■ Page excerpt:
——
For new extensions or replacing dated patio doors, there’s a choice of French Doors, sliding doors or bifolding doors. Each of these has its benefits and differences and in most cases even suit the same door opening sizes. Here’s everything you need to know when trying to choose between French Doors vs sliding doors vs bifold doors.
- Choosing between French doors vs sliding doors vs bifold doors
- Four reasons why aluminium is always best for French doors, sliding doors or bifolding doors
- French doors, sliding doors and bifold doors explained.
- How to decide between French doors, sliding doors or bifolding doors.
Choosing between French doors vs sliding doors vs bifold doors
First of all your choice between French doors, sliding doors or bifolding doors will depend on your project. Are you replacing an existing set of doors for something more modern or building a new opening?
Naturally for the latter, there’s more flexibility as you get to choose how large the opening is and the doors as a result. For an existing opening, you’re limited by the size of course. The bigger the door opening, the greater the choice of door options.
There are other considerations such as the sightlines you’d prefer, whether you want to reduce the aluminium and maximise the glass. Of course, patio doors also mean enjoying warmer days better and having these connect to the garden. However, with our doors closed for most of the year, do the views you get from a closed set of doors matter too?
How to choose French doors, sliding doors or bifolding doors for an existing opening
For replacing your old doors, the size limits the doors available. However, there remains a good number of options and solutions. Today’s modern patio doors accommodate both large and small openings.
——
■ Items:

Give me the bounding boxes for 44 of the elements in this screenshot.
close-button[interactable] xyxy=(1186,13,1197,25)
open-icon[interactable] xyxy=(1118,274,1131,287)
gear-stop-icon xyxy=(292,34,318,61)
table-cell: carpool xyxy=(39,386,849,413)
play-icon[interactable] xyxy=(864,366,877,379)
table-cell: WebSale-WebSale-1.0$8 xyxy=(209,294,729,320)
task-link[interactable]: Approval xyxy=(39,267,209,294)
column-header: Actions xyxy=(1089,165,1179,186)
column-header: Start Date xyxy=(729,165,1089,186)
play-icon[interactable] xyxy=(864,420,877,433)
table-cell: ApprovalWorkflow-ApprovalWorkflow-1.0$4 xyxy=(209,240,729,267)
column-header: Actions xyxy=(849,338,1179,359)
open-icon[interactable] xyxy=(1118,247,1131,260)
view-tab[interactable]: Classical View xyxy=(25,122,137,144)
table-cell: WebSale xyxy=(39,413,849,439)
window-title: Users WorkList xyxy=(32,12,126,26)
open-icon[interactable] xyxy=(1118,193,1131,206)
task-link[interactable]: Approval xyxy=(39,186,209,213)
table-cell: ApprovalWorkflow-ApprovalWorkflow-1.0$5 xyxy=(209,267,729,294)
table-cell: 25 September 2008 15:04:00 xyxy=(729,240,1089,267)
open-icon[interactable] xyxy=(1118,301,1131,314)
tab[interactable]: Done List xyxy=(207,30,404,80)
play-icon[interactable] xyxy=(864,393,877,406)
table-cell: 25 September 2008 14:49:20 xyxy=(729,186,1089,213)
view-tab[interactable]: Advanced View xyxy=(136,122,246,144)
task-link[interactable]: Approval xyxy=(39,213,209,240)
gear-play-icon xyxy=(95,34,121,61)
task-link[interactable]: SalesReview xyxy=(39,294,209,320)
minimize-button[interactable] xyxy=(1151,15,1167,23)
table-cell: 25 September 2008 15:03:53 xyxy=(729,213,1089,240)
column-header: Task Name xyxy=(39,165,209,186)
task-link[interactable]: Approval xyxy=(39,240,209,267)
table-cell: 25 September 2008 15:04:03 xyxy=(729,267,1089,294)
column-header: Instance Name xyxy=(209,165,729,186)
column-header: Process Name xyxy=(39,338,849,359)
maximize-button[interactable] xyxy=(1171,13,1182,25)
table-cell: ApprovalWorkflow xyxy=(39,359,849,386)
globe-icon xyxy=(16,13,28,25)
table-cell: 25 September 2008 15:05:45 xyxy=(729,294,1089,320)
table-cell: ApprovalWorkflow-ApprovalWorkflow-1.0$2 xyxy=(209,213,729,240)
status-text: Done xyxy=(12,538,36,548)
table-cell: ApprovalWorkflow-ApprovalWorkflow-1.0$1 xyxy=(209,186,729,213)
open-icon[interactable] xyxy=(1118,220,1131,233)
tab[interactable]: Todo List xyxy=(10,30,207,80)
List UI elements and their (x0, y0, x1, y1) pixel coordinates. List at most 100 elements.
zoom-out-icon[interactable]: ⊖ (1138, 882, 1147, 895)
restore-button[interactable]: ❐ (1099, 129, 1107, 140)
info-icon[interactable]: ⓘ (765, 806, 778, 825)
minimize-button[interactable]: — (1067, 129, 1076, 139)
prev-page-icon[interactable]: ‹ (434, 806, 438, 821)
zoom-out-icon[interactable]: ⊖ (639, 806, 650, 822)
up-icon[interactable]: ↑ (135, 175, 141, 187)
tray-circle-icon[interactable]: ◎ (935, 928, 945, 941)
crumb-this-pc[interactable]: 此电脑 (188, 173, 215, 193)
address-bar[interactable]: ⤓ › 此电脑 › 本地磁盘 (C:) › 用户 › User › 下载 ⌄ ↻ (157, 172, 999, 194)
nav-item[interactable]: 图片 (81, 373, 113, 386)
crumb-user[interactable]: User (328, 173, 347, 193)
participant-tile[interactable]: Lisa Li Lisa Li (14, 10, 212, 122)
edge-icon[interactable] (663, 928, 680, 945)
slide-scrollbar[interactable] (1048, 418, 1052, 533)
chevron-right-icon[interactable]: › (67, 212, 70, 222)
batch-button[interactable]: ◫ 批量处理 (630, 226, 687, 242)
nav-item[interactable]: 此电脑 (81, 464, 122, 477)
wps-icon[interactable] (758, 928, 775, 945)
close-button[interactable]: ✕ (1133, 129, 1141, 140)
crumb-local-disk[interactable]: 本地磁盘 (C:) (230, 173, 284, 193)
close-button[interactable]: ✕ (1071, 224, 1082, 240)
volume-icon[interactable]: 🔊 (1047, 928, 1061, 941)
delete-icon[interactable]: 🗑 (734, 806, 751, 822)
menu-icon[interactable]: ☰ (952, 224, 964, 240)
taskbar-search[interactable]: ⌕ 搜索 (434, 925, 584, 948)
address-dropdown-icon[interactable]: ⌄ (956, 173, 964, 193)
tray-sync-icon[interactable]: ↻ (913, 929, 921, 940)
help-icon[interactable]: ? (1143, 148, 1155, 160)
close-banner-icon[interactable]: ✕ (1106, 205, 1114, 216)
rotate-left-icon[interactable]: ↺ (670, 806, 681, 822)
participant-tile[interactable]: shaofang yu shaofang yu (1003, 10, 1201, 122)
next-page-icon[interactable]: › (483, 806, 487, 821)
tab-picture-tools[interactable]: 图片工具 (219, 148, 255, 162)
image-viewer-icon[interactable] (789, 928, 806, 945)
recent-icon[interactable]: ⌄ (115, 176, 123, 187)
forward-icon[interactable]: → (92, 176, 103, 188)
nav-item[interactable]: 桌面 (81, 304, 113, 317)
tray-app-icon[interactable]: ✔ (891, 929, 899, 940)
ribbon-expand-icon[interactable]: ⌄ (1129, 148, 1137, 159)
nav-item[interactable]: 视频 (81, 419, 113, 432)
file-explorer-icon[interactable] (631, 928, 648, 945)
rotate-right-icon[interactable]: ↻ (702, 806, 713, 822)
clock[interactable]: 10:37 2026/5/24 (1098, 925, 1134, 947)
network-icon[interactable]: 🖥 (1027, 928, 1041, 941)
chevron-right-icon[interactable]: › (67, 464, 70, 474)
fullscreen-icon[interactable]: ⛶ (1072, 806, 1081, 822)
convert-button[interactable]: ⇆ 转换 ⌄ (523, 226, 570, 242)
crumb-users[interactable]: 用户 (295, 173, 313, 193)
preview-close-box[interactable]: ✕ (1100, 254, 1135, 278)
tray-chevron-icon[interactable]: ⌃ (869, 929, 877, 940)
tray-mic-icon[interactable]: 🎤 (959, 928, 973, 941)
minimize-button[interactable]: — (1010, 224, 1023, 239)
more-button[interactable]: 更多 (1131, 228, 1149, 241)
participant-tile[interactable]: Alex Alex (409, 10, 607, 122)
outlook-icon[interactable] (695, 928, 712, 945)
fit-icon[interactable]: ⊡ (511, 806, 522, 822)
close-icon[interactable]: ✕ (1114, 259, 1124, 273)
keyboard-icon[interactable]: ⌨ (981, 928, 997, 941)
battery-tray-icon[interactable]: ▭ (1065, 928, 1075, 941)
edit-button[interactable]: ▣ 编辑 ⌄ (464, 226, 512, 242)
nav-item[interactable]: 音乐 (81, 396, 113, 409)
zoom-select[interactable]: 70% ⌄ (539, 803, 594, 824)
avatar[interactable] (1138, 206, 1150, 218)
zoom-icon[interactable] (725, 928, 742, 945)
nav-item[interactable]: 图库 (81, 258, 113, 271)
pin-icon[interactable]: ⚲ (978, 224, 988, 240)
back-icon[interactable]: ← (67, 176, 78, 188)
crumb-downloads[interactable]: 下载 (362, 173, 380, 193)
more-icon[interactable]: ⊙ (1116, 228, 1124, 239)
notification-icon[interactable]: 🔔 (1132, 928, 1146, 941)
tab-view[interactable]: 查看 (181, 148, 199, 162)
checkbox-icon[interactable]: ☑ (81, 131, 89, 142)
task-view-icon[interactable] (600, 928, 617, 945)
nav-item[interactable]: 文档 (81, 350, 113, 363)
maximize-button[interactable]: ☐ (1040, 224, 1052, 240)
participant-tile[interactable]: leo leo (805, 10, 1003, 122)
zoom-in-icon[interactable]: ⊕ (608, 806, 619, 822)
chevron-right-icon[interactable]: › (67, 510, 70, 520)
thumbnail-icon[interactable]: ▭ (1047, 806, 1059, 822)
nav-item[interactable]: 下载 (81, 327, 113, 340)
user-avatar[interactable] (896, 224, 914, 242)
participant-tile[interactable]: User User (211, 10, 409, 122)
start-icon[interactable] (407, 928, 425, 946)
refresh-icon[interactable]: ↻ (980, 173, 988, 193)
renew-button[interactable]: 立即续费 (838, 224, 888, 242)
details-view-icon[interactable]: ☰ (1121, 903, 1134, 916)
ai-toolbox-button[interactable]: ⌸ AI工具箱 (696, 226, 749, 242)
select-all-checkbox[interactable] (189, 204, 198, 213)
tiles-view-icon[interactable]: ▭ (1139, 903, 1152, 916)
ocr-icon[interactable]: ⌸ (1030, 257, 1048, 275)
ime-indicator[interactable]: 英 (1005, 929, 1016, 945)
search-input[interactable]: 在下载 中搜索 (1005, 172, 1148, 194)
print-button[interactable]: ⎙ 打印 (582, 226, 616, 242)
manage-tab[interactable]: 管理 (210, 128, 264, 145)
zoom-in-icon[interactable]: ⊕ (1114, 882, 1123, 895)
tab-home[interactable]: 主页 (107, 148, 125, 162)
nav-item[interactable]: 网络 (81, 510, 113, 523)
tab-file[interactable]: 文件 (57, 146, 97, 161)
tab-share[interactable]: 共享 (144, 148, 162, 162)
——
■ The task: Copy the passage on French, sliding and bifold doors word for word, beginning at the words "Naturally for the" and stopping after "doors matter too?".

■ Answer to this problem:
Naturally for the latter, there’s more flexibility as you get to choose how large the opening is and the doors as a result. For an existing opening, you’re limited by the size of course. The bigger the door opening, the greater the choice of door options.
There are other considerations such as the sightlines you’d prefer, whether you want to reduce the aluminium and maximise the glass. Of course, patio doors also mean enjoying warmer days better and having these connect to the garden. However, with our doors closed for most of the year, do the views you get from a closed set of doors matter too?